Each record is to be transcribed exactly.

------ THE RECORDS

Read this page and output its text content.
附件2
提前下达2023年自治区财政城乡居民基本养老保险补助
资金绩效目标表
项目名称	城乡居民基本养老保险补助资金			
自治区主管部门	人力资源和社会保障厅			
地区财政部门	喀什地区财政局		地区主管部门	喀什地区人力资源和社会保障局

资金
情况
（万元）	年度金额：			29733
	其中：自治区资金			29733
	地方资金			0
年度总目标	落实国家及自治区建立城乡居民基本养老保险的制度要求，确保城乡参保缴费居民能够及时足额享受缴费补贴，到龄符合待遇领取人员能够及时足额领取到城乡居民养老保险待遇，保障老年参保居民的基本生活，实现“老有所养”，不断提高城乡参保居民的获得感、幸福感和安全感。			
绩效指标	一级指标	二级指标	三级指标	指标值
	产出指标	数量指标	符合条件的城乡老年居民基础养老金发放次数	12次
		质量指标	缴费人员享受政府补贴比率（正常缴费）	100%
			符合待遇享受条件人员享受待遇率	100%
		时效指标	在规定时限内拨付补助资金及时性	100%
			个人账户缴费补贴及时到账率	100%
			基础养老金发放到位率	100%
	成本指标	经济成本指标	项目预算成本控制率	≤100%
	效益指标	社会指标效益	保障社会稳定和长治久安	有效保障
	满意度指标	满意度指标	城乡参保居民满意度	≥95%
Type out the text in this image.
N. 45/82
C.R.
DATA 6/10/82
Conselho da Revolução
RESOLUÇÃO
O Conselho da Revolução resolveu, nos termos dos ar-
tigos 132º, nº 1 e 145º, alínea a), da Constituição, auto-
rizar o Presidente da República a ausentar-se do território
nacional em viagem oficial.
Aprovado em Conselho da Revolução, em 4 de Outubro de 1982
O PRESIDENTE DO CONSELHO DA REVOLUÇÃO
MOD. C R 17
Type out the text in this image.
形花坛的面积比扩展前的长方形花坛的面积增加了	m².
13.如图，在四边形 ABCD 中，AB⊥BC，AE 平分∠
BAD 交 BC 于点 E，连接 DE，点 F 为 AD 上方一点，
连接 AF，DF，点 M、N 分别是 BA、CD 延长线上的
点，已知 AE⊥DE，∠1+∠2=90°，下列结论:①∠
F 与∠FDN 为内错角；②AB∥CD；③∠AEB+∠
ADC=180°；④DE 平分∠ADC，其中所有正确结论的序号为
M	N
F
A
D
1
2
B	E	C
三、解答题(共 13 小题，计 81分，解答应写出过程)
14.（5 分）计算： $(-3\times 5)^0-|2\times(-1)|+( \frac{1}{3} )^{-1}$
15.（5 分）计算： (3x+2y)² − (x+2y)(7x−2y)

------------

• **EXPECTED OUTPUT**
Read this page and output its text content.
附件2
提前下达2023年自治区财政城乡居民基本养老保险补助
资金绩效目标表
项目名称	城乡居民基本养老保险补助资金			
自治区主管部门	人力资源和社会保障厅			
地区财政部门	喀什地区财政局		地区主管部门	喀什地区人力资源和社会保障局

资金
情况
（万元）	年度金额：			29733
	其中：自治区资金			29733
	地方资金			0
年度总目标	落实国家及自治区建立城乡居民基本养老保险的制度要求，确保城乡参保缴费居民能够及时足额享受缴费补贴，到龄符合待遇领取人员能够及时足额领取到城乡居民养老保险待遇，保障老年参保居民的基本生活，实现“老有所养”，不断提高城乡参保居民的获得感、幸福感和安全感。			
绩效指标	一级指标	二级指标	三级指标	指标值
	产出指标	数量指标	符合条件的城乡老年居民基础养老金发放次数	12次
		质量指标	缴费人员享受政府补贴比率（正常缴费）	100%
			符合待遇享受条件人员享受待遇率	100%
		时效指标	在规定时限内拨付补助资金及时性	100%
			个人账户缴费补贴及时到账率	100%
			基础养老金发放到位率	100%
	成本指标	经济成本指标	项目预算成本控制率	≤100%
	效益指标	社会指标效益	保障社会稳定和长治久安	有效保障
	满意度指标	满意度指标	城乡参保居民满意度	≥95%
Type out the text in this image.
N. 45/82
C.R.
DATA 6/10/82
Conselho da Revolução
RESOLUÇÃO
O Conselho da Revolução resolveu, nos termos dos ar-
tigos 132º, nº 1 e 145º, alínea a), da Constituição, auto-
rizar o Presidente da República a ausentar-se do território
nacional em viagem oficial.
Aprovado em Conselho da Revolução, em 4 de Outubro de 1982
O PRESIDENTE DO CONSELHO DA REVOLUÇÃO
MOD. C R 17
Type out the text in this image.
形花坛的面积比扩展前的长方形花坛的面积增加了	m².
13.如图，在四边形 ABCD 中，AB⊥BC，AE 平分∠
BAD 交 BC 于点 E，连接 DE，点 F 为 AD 上方一点，
连接 AF，DF，点 M、N 分别是 BA、CD 延长线上的
点，已知 AE⊥DE，∠1+∠2=90°，下列结论:①∠
F 与∠FDN 为内错角；②AB∥CD；③∠AEB+∠
ADC=180°；④DE 平分∠ADC，其中所有正确结论的序号为
M	N
F
A
D
1
2
B	E	C
三、解答题(共 13 小题，计 81分，解答应写出过程)
14.（5 分）计算： $(-3\times 5)^0-|2\times(-1)|+( \frac{1}{3} )^{-1}$
15.（5 分）计算： (3x+2y)² − (x+2y)(7x−2y)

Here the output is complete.